Start

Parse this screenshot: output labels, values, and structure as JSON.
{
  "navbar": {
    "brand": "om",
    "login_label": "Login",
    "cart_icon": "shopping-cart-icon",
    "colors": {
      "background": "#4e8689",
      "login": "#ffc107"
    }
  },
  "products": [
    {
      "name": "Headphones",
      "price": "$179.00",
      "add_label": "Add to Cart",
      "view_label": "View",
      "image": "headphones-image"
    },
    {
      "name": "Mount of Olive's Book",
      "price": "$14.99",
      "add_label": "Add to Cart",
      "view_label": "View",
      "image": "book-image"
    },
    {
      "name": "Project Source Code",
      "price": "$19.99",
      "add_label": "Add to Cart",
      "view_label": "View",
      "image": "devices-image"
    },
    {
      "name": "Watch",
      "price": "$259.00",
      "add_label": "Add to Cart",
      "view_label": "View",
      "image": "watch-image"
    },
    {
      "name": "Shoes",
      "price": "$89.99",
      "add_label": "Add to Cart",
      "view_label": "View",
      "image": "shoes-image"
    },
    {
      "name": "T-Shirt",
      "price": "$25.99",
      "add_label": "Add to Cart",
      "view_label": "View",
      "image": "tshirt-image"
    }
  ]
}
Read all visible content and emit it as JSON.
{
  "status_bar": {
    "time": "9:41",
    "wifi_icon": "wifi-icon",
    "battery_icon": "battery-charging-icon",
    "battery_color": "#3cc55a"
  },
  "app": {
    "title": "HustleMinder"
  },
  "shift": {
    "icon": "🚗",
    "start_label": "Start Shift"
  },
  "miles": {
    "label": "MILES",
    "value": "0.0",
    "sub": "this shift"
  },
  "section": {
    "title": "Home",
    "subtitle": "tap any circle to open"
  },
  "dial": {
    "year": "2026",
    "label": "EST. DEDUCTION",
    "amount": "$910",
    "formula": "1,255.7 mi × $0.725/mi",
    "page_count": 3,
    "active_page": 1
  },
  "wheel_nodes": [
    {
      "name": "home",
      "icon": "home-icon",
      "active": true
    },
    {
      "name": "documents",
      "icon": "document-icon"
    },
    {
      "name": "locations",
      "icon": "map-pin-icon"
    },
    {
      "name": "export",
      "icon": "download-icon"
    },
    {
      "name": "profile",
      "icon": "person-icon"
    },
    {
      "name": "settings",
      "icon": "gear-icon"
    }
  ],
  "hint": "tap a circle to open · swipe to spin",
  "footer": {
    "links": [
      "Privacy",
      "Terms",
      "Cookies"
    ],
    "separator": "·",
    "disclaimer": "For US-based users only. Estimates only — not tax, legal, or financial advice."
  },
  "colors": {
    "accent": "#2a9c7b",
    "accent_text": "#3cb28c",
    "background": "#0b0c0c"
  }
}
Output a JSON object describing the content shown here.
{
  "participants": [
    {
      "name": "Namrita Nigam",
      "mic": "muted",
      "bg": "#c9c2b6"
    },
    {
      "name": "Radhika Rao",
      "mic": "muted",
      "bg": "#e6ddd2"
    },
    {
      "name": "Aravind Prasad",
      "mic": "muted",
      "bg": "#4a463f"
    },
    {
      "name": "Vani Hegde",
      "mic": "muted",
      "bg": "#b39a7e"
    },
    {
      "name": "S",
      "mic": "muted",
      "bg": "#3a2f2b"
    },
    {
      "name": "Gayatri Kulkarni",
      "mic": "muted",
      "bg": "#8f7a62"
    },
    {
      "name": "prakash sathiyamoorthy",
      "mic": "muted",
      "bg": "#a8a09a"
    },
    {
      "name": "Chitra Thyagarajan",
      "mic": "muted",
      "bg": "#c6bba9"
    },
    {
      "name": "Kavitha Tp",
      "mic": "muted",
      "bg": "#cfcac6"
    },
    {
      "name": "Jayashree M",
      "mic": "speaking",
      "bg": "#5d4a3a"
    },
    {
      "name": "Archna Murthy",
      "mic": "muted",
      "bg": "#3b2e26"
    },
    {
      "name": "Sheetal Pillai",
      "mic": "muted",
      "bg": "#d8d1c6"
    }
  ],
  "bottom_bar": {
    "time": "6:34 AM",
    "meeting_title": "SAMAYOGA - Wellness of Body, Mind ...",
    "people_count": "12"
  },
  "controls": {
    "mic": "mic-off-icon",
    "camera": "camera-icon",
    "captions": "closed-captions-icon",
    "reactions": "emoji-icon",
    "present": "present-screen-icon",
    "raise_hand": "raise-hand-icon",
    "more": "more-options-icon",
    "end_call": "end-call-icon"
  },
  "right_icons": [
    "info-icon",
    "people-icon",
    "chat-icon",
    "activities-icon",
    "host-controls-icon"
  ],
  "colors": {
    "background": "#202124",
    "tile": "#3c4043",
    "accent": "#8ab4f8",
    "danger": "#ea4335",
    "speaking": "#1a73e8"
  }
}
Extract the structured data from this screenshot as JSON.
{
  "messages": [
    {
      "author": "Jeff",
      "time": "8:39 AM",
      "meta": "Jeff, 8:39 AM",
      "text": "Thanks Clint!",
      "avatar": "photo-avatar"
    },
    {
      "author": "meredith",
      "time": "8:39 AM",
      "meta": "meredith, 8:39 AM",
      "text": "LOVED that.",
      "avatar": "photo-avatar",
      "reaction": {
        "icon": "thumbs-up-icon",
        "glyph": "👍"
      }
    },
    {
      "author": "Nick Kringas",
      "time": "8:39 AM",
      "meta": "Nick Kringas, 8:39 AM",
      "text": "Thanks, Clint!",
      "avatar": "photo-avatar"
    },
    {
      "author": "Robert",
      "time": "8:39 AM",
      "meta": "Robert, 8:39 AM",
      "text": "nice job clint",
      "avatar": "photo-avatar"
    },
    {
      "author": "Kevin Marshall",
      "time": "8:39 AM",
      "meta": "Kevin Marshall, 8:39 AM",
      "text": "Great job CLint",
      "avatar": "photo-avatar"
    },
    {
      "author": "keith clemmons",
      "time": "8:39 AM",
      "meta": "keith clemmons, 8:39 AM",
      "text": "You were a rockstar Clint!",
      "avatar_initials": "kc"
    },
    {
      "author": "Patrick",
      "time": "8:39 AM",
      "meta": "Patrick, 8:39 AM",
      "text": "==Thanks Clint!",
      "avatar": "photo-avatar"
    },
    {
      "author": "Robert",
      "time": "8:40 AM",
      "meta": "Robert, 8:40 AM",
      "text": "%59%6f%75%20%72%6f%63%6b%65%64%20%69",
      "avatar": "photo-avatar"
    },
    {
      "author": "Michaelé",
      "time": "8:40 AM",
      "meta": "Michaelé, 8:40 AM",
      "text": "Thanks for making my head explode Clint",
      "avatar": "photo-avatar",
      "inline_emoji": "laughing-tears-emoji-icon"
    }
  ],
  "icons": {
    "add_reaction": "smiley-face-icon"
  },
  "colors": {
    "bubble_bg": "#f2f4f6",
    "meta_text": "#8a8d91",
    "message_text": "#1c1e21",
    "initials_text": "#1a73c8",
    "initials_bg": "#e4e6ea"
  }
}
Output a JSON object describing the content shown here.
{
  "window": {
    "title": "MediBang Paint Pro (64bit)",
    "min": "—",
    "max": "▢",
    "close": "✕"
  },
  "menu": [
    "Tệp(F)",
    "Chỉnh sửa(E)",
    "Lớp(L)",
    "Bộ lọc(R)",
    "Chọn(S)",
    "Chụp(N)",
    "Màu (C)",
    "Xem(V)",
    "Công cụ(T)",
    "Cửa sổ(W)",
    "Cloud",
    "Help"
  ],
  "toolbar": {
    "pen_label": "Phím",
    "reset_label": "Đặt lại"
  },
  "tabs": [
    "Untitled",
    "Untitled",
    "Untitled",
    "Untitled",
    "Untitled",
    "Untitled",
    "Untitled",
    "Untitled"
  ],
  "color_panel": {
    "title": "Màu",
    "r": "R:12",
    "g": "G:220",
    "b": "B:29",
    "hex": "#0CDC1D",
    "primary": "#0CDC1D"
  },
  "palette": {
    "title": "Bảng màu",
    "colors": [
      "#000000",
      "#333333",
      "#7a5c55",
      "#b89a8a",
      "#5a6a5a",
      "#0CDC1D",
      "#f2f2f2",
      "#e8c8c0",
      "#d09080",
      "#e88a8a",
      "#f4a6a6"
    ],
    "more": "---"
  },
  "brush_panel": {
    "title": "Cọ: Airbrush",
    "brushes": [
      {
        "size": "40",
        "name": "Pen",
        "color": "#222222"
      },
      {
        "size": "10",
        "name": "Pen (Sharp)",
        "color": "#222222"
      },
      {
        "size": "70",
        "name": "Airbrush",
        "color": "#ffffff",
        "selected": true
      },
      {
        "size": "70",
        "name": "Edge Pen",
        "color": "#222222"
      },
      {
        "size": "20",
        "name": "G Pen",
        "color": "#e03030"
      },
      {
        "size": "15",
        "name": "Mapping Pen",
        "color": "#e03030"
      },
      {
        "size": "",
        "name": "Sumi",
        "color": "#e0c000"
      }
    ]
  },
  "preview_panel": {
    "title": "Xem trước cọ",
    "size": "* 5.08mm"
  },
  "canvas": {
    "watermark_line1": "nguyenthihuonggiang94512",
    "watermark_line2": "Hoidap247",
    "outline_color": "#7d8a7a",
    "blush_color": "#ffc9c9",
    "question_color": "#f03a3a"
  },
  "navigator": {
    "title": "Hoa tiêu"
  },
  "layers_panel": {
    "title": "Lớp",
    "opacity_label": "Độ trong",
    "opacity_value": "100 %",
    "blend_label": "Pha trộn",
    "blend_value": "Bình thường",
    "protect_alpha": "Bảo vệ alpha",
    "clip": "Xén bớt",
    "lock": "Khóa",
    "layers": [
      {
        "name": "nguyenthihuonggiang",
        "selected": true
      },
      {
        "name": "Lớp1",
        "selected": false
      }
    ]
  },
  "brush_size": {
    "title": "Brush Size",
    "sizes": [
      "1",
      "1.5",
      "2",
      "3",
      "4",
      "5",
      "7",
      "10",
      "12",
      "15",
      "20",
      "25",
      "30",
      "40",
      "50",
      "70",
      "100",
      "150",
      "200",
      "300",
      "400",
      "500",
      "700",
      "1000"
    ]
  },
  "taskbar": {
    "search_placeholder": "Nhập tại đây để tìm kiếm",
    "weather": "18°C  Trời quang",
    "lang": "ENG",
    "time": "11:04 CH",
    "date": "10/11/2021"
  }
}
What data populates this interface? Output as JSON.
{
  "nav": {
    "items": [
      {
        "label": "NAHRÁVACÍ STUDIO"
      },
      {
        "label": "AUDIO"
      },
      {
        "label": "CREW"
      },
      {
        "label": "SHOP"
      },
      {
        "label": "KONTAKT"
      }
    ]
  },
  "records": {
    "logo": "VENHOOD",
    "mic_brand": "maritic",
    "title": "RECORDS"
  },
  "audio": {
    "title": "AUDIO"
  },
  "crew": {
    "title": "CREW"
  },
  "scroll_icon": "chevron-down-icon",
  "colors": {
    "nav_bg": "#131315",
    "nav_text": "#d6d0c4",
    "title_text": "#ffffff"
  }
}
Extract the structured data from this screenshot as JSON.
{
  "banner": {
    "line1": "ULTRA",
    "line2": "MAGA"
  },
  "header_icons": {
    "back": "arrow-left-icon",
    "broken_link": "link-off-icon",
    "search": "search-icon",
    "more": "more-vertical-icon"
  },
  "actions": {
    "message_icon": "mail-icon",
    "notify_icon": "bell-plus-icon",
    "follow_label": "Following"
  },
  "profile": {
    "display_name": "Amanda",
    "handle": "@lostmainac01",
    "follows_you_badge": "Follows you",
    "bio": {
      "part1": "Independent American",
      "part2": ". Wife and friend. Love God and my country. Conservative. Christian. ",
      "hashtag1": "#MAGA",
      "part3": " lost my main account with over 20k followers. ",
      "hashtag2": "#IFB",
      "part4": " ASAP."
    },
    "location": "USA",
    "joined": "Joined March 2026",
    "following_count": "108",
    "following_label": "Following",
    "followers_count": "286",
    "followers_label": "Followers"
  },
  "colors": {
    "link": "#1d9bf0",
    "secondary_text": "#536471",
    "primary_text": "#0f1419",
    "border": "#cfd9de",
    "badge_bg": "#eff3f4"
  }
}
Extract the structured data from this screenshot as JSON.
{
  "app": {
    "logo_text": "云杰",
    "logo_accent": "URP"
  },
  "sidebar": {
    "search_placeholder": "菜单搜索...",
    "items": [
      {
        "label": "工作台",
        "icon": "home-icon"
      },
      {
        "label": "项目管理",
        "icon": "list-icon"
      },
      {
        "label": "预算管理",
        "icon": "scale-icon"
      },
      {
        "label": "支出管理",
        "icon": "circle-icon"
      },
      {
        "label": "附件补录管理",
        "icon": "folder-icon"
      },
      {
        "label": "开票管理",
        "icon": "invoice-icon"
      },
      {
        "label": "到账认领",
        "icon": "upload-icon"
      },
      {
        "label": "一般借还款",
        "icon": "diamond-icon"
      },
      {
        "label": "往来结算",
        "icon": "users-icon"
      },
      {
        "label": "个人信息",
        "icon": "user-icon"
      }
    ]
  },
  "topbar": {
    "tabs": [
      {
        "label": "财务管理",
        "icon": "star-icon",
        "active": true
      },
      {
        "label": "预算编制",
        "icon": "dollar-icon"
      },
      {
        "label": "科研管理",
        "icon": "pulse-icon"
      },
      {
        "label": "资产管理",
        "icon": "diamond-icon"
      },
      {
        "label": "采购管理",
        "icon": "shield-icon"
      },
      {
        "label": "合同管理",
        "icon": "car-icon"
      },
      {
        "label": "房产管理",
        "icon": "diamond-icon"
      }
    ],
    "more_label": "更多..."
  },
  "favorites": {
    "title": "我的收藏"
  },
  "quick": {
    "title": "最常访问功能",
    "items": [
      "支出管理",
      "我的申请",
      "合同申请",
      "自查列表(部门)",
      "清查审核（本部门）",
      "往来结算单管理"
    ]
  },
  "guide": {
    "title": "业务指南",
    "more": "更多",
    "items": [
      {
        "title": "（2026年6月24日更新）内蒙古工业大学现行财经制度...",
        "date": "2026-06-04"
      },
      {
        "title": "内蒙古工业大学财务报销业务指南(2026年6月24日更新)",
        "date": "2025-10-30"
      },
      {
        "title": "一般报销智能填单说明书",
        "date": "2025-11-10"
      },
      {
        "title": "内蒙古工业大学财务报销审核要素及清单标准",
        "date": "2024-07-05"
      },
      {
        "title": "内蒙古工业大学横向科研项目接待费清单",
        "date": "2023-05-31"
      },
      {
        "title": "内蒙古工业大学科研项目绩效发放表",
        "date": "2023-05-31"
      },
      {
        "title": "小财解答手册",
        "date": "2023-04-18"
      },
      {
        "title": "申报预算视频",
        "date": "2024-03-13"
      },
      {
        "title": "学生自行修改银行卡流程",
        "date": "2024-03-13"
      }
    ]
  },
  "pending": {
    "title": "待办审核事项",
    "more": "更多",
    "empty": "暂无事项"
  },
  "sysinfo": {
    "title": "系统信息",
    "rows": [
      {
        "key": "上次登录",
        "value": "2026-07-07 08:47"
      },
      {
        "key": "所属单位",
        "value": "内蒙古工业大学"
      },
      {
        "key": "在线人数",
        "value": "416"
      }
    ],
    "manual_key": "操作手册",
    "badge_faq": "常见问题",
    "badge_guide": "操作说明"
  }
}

End

Problem to solve >> Select the lines that carry the string "Marshall" and copy them.

Completed exercise >>
      "author": "Kevin Marshall",
      "meta": "Kevin Marshall, 8:39 AM",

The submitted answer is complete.